Exercise:
Reproduce the following lines word for word.

[START Records supplied]

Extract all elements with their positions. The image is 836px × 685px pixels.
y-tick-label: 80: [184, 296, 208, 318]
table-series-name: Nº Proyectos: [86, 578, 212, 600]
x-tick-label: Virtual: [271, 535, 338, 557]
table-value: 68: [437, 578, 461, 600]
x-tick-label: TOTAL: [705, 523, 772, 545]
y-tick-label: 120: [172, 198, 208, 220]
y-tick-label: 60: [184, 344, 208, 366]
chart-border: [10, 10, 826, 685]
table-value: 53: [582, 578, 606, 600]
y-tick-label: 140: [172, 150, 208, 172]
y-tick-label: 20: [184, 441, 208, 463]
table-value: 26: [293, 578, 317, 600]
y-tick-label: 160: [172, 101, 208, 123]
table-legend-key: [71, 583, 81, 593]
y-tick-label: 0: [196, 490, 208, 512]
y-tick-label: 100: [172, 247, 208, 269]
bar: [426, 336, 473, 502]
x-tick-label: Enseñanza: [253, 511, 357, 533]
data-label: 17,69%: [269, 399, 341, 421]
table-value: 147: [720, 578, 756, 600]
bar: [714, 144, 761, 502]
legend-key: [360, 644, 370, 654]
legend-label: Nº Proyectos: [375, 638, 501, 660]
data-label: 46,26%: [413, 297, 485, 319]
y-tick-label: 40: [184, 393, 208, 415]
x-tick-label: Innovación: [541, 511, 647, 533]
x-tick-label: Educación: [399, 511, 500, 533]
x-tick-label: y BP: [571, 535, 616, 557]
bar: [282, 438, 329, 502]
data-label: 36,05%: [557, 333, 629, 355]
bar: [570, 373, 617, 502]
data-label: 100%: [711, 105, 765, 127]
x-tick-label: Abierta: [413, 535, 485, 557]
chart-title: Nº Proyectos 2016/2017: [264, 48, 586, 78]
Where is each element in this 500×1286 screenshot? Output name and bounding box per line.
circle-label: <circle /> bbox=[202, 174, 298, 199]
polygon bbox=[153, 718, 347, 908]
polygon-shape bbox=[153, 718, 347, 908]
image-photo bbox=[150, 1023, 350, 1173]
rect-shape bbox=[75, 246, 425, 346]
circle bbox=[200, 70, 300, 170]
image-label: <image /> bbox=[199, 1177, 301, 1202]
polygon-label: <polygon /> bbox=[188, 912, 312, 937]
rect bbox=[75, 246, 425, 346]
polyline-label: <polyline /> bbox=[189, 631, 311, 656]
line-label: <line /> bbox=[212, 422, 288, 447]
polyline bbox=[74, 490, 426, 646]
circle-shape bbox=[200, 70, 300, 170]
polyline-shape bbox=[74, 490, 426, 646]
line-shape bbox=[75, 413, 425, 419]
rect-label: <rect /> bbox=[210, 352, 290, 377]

[END Records supplied]

Result below:
Extract all elements with their positions. The image is 836px × 685px pixels.
y-tick-label: 80: [184, 296, 208, 318]
table-series-name: Nº Proyectos: [86, 578, 212, 600]
x-tick-label: Virtual: [271, 535, 338, 557]
table-value: 68: [437, 578, 461, 600]
x-tick-label: TOTAL: [705, 523, 772, 545]
y-tick-label: 120: [172, 198, 208, 220]
y-tick-label: 60: [184, 344, 208, 366]
chart-border: [10, 10, 826, 685]
table-value: 53: [582, 578, 606, 600]
y-tick-label: 140: [172, 150, 208, 172]
y-tick-label: 20: [184, 441, 208, 463]
table-value: 26: [293, 578, 317, 600]
y-tick-label: 160: [172, 101, 208, 123]
table-legend-key: [71, 583, 81, 593]
y-tick-label: 0: [196, 490, 208, 512]
y-tick-label: 100: [172, 247, 208, 269]
bar: [426, 336, 473, 502]
x-tick-label: Enseñanza: [253, 511, 357, 533]
data-label: 17,69%: [269, 399, 341, 421]
table-value: 147: [720, 578, 756, 600]
bar: [714, 144, 761, 502]
legend-key: [360, 644, 370, 654]
legend-label: Nº Proyectos: [375, 638, 501, 660]
data-label: 46,26%: [413, 297, 485, 319]
y-tick-label: 40: [184, 393, 208, 415]
x-tick-label: Innovación: [541, 511, 647, 533]
x-tick-label: Educación: [399, 511, 500, 533]
x-tick-label: y BP: [571, 535, 616, 557]
bar: [282, 438, 329, 502]
data-label: 36,05%: [557, 333, 629, 355]
bar: [570, 373, 617, 502]
data-label: 100%: [711, 105, 765, 127]
x-tick-label: Abierta: [413, 535, 485, 557]
chart-title: Nº Proyectos 2016/2017: [264, 48, 586, 78]
Where is each element in this 500×1286 screenshot? Output name and bounding box per line.
circle-label: <circle /> bbox=[202, 174, 298, 199]
polygon bbox=[153, 718, 347, 908]
polygon-shape bbox=[153, 718, 347, 908]
image-photo bbox=[150, 1023, 350, 1173]
rect-shape bbox=[75, 246, 425, 346]
circle bbox=[200, 70, 300, 170]
image-label: <image /> bbox=[199, 1177, 301, 1202]
polygon-label: <polygon /> bbox=[188, 912, 312, 937]
rect bbox=[75, 246, 425, 346]
polyline-label: <polyline /> bbox=[189, 631, 311, 656]
line-label: <line /> bbox=[212, 422, 288, 447]
polyline bbox=[74, 490, 426, 646]
circle-shape bbox=[200, 70, 300, 170]
polyline-shape bbox=[74, 490, 426, 646]
line-shape bbox=[75, 413, 425, 419]
rect-label: <rect /> bbox=[210, 352, 290, 377]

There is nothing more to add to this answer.